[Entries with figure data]
============

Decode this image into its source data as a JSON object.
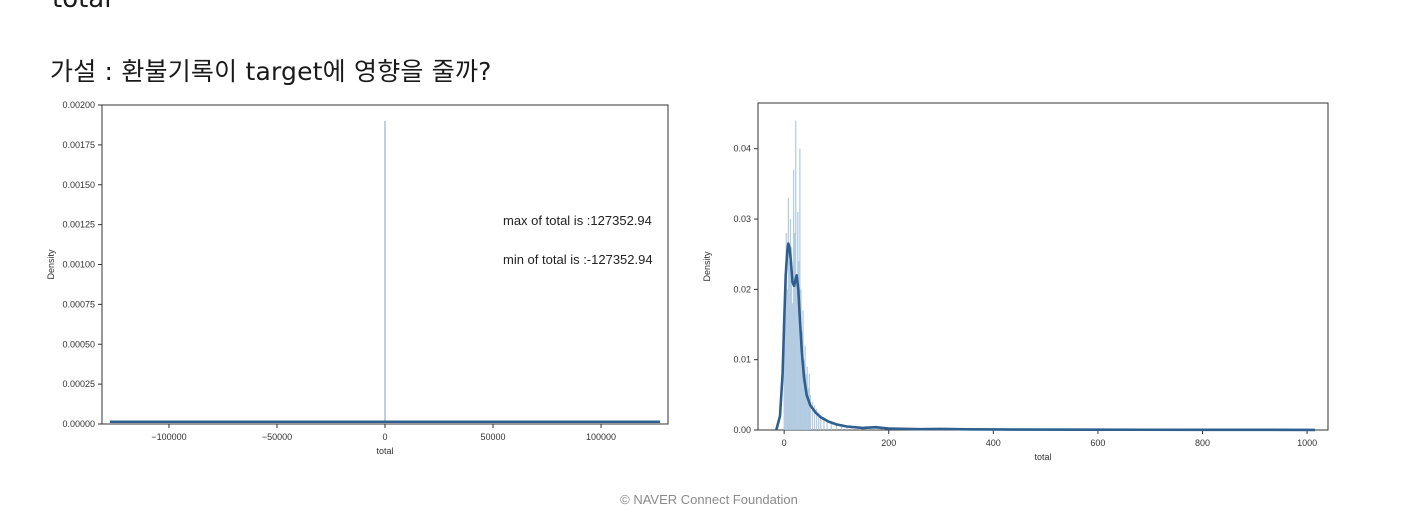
{
  "slide": {
    "top_cut_text": "total",
    "heading": "가설 : 환불기록이 target에 영향을 줄까?",
    "footer": "©  NAVER Connect Foundation"
  },
  "chart_data": [
    {
      "type": "area",
      "title": "",
      "xlabel": "total",
      "ylabel": "Density",
      "xlim": [
        -131000,
        131000
      ],
      "ylim": [
        0,
        0.002
      ],
      "x_ticks": [
        -100000,
        -50000,
        0,
        50000,
        100000
      ],
      "x_tick_labels": [
        "−100000",
        "−50000",
        "0",
        "50000",
        "100000"
      ],
      "y_ticks": [
        0,
        0.00025,
        0.0005,
        0.00075,
        0.001,
        0.00125,
        0.0015,
        0.00175,
        0.002
      ],
      "y_tick_labels": [
        "0.00000",
        "0.00025",
        "0.00050",
        "0.00075",
        "0.00100",
        "0.00125",
        "0.00150",
        "0.00175",
        "0.00200"
      ],
      "spike": {
        "x": 0,
        "y": 0.0019
      },
      "kde_baseline": {
        "x_range": [
          -127352.94,
          127352.94
        ],
        "y": 8e-06
      },
      "annotations": [
        "max of total is :127352.94",
        "min of total is :-127352.94"
      ]
    },
    {
      "type": "area",
      "title": "",
      "xlabel": "total",
      "ylabel": "Density",
      "xlim": [
        -50,
        1040
      ],
      "ylim": [
        0,
        0.0465
      ],
      "x_ticks": [
        0,
        200,
        400,
        600,
        800,
        1000
      ],
      "x_tick_labels": [
        "0",
        "200",
        "400",
        "600",
        "800",
        "1000"
      ],
      "y_ticks": [
        0,
        0.01,
        0.02,
        0.03,
        0.04
      ],
      "y_tick_labels": [
        "0.00",
        "0.01",
        "0.02",
        "0.03",
        "0.04"
      ],
      "histogram": [
        {
          "x": 0,
          "y": 0.012
        },
        {
          "x": 2,
          "y": 0.016
        },
        {
          "x": 4,
          "y": 0.028
        },
        {
          "x": 6,
          "y": 0.02
        },
        {
          "x": 8,
          "y": 0.033
        },
        {
          "x": 10,
          "y": 0.024
        },
        {
          "x": 12,
          "y": 0.03
        },
        {
          "x": 14,
          "y": 0.026
        },
        {
          "x": 16,
          "y": 0.018
        },
        {
          "x": 18,
          "y": 0.037
        },
        {
          "x": 20,
          "y": 0.028
        },
        {
          "x": 22,
          "y": 0.044
        },
        {
          "x": 24,
          "y": 0.022
        },
        {
          "x": 26,
          "y": 0.031
        },
        {
          "x": 28,
          "y": 0.024
        },
        {
          "x": 30,
          "y": 0.04
        },
        {
          "x": 32,
          "y": 0.02
        },
        {
          "x": 34,
          "y": 0.014
        },
        {
          "x": 36,
          "y": 0.017
        },
        {
          "x": 38,
          "y": 0.01
        },
        {
          "x": 40,
          "y": 0.012
        },
        {
          "x": 42,
          "y": 0.008
        },
        {
          "x": 44,
          "y": 0.009
        },
        {
          "x": 46,
          "y": 0.006
        },
        {
          "x": 48,
          "y": 0.008
        },
        {
          "x": 50,
          "y": 0.005
        },
        {
          "x": 54,
          "y": 0.004
        },
        {
          "x": 58,
          "y": 0.0035
        },
        {
          "x": 62,
          "y": 0.003
        },
        {
          "x": 66,
          "y": 0.0025
        },
        {
          "x": 70,
          "y": 0.002
        },
        {
          "x": 76,
          "y": 0.0018
        },
        {
          "x": 82,
          "y": 0.0014
        },
        {
          "x": 90,
          "y": 0.0012
        },
        {
          "x": 100,
          "y": 0.0009
        },
        {
          "x": 110,
          "y": 0.0007
        },
        {
          "x": 120,
          "y": 0.0006
        },
        {
          "x": 130,
          "y": 0.0005
        },
        {
          "x": 145,
          "y": 0.0004
        },
        {
          "x": 160,
          "y": 0.0003
        },
        {
          "x": 175,
          "y": 0.0006
        },
        {
          "x": 190,
          "y": 0.0002
        },
        {
          "x": 220,
          "y": 0.00015
        },
        {
          "x": 260,
          "y": 0.0001
        },
        {
          "x": 300,
          "y": 0.00012
        },
        {
          "x": 350,
          "y": 8e-05
        },
        {
          "x": 420,
          "y": 6e-05
        },
        {
          "x": 500,
          "y": 5e-05
        },
        {
          "x": 600,
          "y": 4e-05
        },
        {
          "x": 700,
          "y": 3e-05
        },
        {
          "x": 800,
          "y": 3e-05
        },
        {
          "x": 900,
          "y": 2e-05
        },
        {
          "x": 1000,
          "y": 2e-05
        }
      ],
      "kde": [
        {
          "x": -15,
          "y": 0
        },
        {
          "x": -8,
          "y": 0.002
        },
        {
          "x": -3,
          "y": 0.008
        },
        {
          "x": 0,
          "y": 0.015
        },
        {
          "x": 3,
          "y": 0.022
        },
        {
          "x": 6,
          "y": 0.0255
        },
        {
          "x": 8,
          "y": 0.0265
        },
        {
          "x": 10,
          "y": 0.026
        },
        {
          "x": 13,
          "y": 0.024
        },
        {
          "x": 16,
          "y": 0.021
        },
        {
          "x": 19,
          "y": 0.0205
        },
        {
          "x": 22,
          "y": 0.0215
        },
        {
          "x": 24,
          "y": 0.022
        },
        {
          "x": 27,
          "y": 0.02
        },
        {
          "x": 30,
          "y": 0.016
        },
        {
          "x": 34,
          "y": 0.011
        },
        {
          "x": 38,
          "y": 0.0075
        },
        {
          "x": 43,
          "y": 0.005
        },
        {
          "x": 50,
          "y": 0.0035
        },
        {
          "x": 60,
          "y": 0.0025
        },
        {
          "x": 70,
          "y": 0.0018
        },
        {
          "x": 85,
          "y": 0.0012
        },
        {
          "x": 100,
          "y": 0.0008
        },
        {
          "x": 120,
          "y": 0.0005
        },
        {
          "x": 150,
          "y": 0.0003
        },
        {
          "x": 175,
          "y": 0.0004
        },
        {
          "x": 200,
          "y": 0.0002
        },
        {
          "x": 260,
          "y": 0.00012
        },
        {
          "x": 300,
          "y": 0.00015
        },
        {
          "x": 350,
          "y": 0.0001
        },
        {
          "x": 450,
          "y": 6e-05
        },
        {
          "x": 600,
          "y": 4e-05
        },
        {
          "x": 800,
          "y": 3e-05
        },
        {
          "x": 1015,
          "y": 2e-05
        }
      ]
    }
  ],
  "colors": {
    "kde_line": "#2e5f8f",
    "hist_fill": "#a9c4dd",
    "spike": "#7da2c4",
    "axis": "#333333"
  }
}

============

### Exercise requirements
Excluding the pictures, restate the records above word for word.

### Output below
Decode this image into its source data as a JSON object.
{
  "slide": {
    "top_cut_text": "total",
    "heading": "가설 : 환불기록이 target에 영향을 줄까?",
    "footer": "©  NAVER Connect Foundation"
  },
  "chart_data": [
    {
      "type": "area",
      "title": "",
      "xlabel": "total",
      "ylabel": "Density",
      "xlim": [
        -131000,
        131000
      ],
      "ylim": [
        0,
        0.002
      ],
      "x_ticks": [
        -100000,
        -50000,
        0,
        50000,
        100000
      ],
      "x_tick_labels": [
        "−100000",
        "−50000",
        "0",
        "50000",
        "100000"
      ],
      "y_ticks": [
        0,
        0.00025,
        0.0005,
        0.00075,
        0.001,
        0.00125,
        0.0015,
        0.00175,
        0.002
      ],
      "y_tick_labels": [
        "0.00000",
        "0.00025",
        "0.00050",
        "0.00075",
        "0.00100",
        "0.00125",
        "0.00150",
        "0.00175",
        "0.00200"
      ],
      "spike": {
        "x": 0,
        "y": 0.0019
      },
      "kde_baseline": {
        "x_range": [
          -127352.94,
          127352.94
        ],
        "y": 8e-06
      },
      "annotations": [
        "max of total is :127352.94",
        "min of total is :-127352.94"
      ]
    },
    {
      "type": "area",
      "title": "",
      "xlabel": "total",
      "ylabel": "Density",
      "xlim": [
        -50,
        1040
      ],
      "ylim": [
        0,
        0.0465
      ],
      "x_ticks": [
        0,
        200,
        400,
        600,
        800,
        1000
      ],
      "x_tick_labels": [
        "0",
        "200",
        "400",
        "600",
        "800",
        "1000"
      ],
      "y_ticks": [
        0,
        0.01,
        0.02,
        0.03,
        0.04
      ],
      "y_tick_labels": [
        "0.00",
        "0.01",
        "0.02",
        "0.03",
        "0.04"
      ],
      "histogram": [
        {
          "x": 0,
          "y": 0.012
        },
        {
          "x": 2,
          "y": 0.016
        },
        {
          "x": 4,
          "y": 0.028
        },
        {
          "x": 6,
          "y": 0.02
        },
        {
          "x": 8,
          "y": 0.033
        },
        {
          "x": 10,
          "y": 0.024
        },
        {
          "x": 12,
          "y": 0.03
        },
        {
          "x": 14,
          "y": 0.026
        },
        {
          "x": 16,
          "y": 0.018
        },
        {
          "x": 18,
          "y": 0.037
        },
        {
          "x": 20,
          "y": 0.028
        },
        {
          "x": 22,
          "y": 0.044
        },
        {
          "x": 24,
          "y": 0.022
        },
        {
          "x": 26,
          "y": 0.031
        },
        {
          "x": 28,
          "y": 0.024
        },
        {
          "x": 30,
          "y": 0.04
        },
        {
          "x": 32,
          "y": 0.02
        },
        {
          "x": 34,
          "y": 0.014
        },
        {
          "x": 36,
          "y": 0.017
        },
        {
          "x": 38,
          "y": 0.01
        },
        {
          "x": 40,
          "y": 0.012
        },
        {
          "x": 42,
          "y": 0.008
        },
        {
          "x": 44,
          "y": 0.009
        },
        {
          "x": 46,
          "y": 0.006
        },
        {
          "x": 48,
          "y": 0.008
        },
        {
          "x": 50,
          "y": 0.005
        },
        {
          "x": 54,
          "y": 0.004
        },
        {
          "x": 58,
          "y": 0.0035
        },
        {
          "x": 62,
          "y": 0.003
        },
        {
          "x": 66,
          "y": 0.0025
        },
        {
          "x": 70,
          "y": 0.002
        },
        {
          "x": 76,
          "y": 0.0018
        },
        {
          "x": 82,
          "y": 0.0014
        },
        {
          "x": 90,
          "y": 0.0012
        },
        {
          "x": 100,
          "y": 0.0009
        },
        {
          "x": 110,
          "y": 0.0007
        },
        {
          "x": 120,
          "y": 0.0006
        },
        {
          "x": 130,
          "y": 0.0005
        },
        {
          "x": 145,
          "y": 0.0004
        },
        {
          "x": 160,
          "y": 0.0003
        },
        {
          "x": 175,
          "y": 0.0006
        },
        {
          "x": 190,
          "y": 0.0002
        },
        {
          "x": 220,
          "y": 0.00015
        },
        {
          "x": 260,
          "y": 0.0001
        },
        {
          "x": 300,
          "y": 0.00012
        },
        {
          "x": 350,
          "y": 8e-05
        },
        {
          "x": 420,
          "y": 6e-05
        },
        {
          "x": 500,
          "y": 5e-05
        },
        {
          "x": 600,
          "y": 4e-05
        },
        {
          "x": 700,
          "y": 3e-05
        },
        {
          "x": 800,
          "y": 3e-05
        },
        {
          "x": 900,
          "y": 2e-05
        },
        {
          "x": 1000,
          "y": 2e-05
        }
      ],
      "kde": [
        {
          "x": -15,
          "y": 0
        },
        {
          "x": -8,
          "y": 0.002
        },
        {
          "x": -3,
          "y": 0.008
        },
        {
          "x": 0,
          "y": 0.015
        },
        {
          "x": 3,
          "y": 0.022
        },
        {
          "x": 6,
          "y": 0.0255
        },
        {
          "x": 8,
          "y": 0.0265
        },
        {
          "x": 10,
          "y": 0.026
        },
        {
          "x": 13,
          "y": 0.024
        },
        {
          "x": 16,
          "y": 0.021
        },
        {
          "x": 19,
          "y": 0.0205
        },
        {
          "x": 22,
          "y": 0.0215
        },
        {
          "x": 24,
          "y": 0.022
        },
        {
          "x": 27,
          "y": 0.02
        },
        {
          "x": 30,
          "y": 0.016
        },
        {
          "x": 34,
          "y": 0.011
        },
        {
          "x": 38,
          "y": 0.0075
        },
        {
          "x": 43,
          "y": 0.005
        },
        {
          "x": 50,
          "y": 0.0035
        },
        {
          "x": 60,
          "y": 0.0025
        },
        {
          "x": 70,
          "y": 0.0018
        },
        {
          "x": 85,
          "y": 0.0012
        },
        {
          "x": 100,
          "y": 0.0008
        },
        {
          "x": 120,
          "y": 0.0005
        },
        {
          "x": 150,
          "y": 0.0003
        },
        {
          "x": 175,
          "y": 0.0004
        },
        {
          "x": 200,
          "y": 0.0002
        },
        {
          "x": 260,
          "y": 0.00012
        },
        {
          "x": 300,
          "y": 0.00015
        },
        {
          "x": 350,
          "y": 0.0001
        },
        {
          "x": 450,
          "y": 6e-05
        },
        {
          "x": 600,
          "y": 4e-05
        },
        {
          "x": 800,
          "y": 3e-05
        },
        {
          "x": 1015,
          "y": 2e-05
        }
      ]
    }
  ],
  "colors": {
    "kde_line": "#2e5f8f",
    "hist_fill": "#a9c4dd",
    "spike": "#7da2c4",
    "axis": "#333333"
  }
}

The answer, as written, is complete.